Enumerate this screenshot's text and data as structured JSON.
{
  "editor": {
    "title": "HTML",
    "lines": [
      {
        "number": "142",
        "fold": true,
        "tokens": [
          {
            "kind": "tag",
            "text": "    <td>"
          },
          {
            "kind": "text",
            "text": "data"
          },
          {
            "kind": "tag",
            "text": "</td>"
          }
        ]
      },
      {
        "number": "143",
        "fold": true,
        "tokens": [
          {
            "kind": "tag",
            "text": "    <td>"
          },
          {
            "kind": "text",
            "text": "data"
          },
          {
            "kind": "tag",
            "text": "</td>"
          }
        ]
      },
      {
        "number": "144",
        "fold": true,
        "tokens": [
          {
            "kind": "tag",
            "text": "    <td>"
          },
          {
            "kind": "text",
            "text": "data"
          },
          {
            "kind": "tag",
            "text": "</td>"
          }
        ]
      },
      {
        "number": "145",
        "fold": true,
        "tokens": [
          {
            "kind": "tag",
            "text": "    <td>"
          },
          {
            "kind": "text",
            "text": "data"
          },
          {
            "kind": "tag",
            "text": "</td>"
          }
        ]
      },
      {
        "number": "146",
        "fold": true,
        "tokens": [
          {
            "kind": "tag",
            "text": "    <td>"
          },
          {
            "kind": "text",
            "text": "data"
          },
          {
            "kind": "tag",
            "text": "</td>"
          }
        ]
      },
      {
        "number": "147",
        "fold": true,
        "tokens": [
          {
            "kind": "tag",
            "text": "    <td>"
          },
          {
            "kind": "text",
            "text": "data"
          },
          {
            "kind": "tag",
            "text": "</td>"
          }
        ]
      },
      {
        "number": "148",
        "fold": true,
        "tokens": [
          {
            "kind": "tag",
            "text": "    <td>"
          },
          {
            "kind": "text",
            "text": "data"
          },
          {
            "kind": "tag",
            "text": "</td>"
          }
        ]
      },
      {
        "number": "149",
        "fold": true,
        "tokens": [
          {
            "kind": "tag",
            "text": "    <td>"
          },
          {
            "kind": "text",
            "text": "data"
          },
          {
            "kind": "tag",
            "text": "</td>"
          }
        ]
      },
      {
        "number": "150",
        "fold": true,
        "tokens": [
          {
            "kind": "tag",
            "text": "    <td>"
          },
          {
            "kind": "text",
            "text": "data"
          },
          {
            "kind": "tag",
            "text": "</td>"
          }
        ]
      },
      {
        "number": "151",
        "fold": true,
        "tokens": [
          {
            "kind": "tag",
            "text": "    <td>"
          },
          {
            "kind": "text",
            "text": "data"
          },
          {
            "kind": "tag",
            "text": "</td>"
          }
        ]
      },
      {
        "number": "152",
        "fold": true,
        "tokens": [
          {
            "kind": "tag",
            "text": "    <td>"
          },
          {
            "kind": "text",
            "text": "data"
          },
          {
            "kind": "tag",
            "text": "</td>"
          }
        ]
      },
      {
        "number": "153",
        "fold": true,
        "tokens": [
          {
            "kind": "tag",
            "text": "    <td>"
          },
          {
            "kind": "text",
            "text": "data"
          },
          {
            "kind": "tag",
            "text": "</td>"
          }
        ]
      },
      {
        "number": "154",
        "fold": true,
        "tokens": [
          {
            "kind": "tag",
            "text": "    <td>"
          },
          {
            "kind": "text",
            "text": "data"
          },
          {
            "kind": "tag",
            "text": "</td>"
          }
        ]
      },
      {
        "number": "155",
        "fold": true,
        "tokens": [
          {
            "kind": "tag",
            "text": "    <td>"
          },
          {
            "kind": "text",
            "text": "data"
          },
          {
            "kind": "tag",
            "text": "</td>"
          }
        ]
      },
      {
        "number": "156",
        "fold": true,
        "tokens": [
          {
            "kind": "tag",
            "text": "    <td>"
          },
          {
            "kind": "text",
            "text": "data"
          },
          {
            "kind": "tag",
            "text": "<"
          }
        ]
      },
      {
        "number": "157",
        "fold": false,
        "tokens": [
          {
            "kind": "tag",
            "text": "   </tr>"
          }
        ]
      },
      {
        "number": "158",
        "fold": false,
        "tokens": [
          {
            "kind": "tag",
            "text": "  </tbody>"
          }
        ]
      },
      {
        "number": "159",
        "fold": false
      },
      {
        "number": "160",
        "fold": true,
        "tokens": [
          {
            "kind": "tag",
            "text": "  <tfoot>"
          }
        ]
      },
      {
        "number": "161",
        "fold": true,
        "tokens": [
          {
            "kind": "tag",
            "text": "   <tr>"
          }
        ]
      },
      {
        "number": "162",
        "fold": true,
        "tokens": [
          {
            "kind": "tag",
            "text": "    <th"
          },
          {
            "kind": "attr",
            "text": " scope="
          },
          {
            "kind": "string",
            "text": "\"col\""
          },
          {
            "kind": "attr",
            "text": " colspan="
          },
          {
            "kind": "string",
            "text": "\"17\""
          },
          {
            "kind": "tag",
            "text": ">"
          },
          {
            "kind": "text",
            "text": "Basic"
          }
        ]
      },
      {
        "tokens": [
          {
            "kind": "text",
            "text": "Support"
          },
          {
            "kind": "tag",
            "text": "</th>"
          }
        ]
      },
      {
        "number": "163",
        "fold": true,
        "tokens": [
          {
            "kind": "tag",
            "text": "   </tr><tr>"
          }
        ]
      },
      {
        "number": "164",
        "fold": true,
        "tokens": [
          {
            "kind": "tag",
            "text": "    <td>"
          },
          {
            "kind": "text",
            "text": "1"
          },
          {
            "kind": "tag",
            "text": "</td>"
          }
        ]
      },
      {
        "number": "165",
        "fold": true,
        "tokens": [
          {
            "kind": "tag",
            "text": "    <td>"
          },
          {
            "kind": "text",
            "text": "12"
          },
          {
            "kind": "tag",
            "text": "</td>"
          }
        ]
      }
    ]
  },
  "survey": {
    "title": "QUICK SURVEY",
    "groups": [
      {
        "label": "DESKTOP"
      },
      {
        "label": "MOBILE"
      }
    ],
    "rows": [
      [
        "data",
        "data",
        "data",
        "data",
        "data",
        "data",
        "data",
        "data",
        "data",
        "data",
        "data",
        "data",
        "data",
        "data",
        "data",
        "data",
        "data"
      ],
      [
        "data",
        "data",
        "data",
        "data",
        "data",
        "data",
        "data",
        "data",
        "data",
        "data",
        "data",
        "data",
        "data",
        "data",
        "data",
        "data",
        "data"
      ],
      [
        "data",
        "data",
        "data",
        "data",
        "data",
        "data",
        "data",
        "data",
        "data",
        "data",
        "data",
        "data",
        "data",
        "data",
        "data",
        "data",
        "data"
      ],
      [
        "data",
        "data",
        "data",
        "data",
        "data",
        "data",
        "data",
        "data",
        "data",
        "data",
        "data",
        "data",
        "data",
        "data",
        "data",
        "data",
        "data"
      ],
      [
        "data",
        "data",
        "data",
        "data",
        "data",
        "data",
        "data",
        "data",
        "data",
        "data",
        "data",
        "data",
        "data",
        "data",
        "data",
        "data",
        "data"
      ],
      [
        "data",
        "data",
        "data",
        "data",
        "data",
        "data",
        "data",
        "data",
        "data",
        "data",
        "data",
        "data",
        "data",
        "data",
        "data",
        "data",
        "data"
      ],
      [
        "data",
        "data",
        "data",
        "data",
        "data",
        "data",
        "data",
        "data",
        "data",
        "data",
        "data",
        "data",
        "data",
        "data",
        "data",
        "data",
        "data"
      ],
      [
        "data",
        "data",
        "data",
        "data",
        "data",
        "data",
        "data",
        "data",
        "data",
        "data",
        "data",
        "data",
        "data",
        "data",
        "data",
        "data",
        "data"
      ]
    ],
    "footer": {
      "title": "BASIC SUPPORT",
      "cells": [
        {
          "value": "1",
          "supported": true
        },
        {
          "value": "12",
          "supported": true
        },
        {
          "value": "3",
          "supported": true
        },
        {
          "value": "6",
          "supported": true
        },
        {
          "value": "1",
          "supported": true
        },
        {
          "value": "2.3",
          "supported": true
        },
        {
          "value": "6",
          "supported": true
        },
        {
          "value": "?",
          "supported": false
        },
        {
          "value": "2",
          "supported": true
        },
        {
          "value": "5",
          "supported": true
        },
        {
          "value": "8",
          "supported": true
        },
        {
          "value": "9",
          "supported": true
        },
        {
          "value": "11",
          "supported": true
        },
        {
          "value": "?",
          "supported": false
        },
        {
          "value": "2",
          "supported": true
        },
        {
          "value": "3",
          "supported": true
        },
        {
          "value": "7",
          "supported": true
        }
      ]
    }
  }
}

■ **SET TASK**
Only the number should be given: how many lines of the data contain the word "title"?

■ **ANSWER FOR THIS EXERCISE**
3